What to produce
Find the lines below that contain the string "клуба". Copy each one.

Some records
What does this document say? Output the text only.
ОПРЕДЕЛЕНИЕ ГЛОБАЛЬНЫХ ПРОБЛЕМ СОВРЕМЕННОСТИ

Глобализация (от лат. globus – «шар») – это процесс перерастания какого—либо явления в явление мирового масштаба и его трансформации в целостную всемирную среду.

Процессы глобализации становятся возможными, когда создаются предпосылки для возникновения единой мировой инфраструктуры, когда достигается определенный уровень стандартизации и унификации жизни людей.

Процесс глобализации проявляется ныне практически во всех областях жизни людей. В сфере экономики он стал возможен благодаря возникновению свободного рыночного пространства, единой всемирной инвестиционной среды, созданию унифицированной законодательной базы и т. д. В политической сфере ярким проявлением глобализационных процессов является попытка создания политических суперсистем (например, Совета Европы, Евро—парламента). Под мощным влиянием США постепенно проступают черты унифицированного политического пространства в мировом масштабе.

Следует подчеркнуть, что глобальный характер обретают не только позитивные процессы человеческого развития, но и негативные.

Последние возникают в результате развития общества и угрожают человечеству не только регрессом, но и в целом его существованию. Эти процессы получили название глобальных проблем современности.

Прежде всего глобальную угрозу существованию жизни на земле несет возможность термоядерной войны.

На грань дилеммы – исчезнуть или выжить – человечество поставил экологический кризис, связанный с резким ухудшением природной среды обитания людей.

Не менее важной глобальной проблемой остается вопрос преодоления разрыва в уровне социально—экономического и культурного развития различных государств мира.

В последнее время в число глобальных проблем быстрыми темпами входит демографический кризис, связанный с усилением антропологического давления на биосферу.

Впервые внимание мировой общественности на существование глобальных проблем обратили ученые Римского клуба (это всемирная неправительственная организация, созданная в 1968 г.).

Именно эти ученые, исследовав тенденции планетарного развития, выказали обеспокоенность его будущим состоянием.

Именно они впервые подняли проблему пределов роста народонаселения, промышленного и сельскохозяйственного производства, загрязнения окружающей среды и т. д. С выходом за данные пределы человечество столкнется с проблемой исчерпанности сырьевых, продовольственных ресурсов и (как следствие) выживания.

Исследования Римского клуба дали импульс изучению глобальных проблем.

Solved problem
Впервые внимание мировой общественности на существование глобальных проблем обратили ученые Римского клуба (это всемирная неправительственная организация, созданная в 1968 г.).
Исследования Римского клуба дали импульс изучению глобальных проблем.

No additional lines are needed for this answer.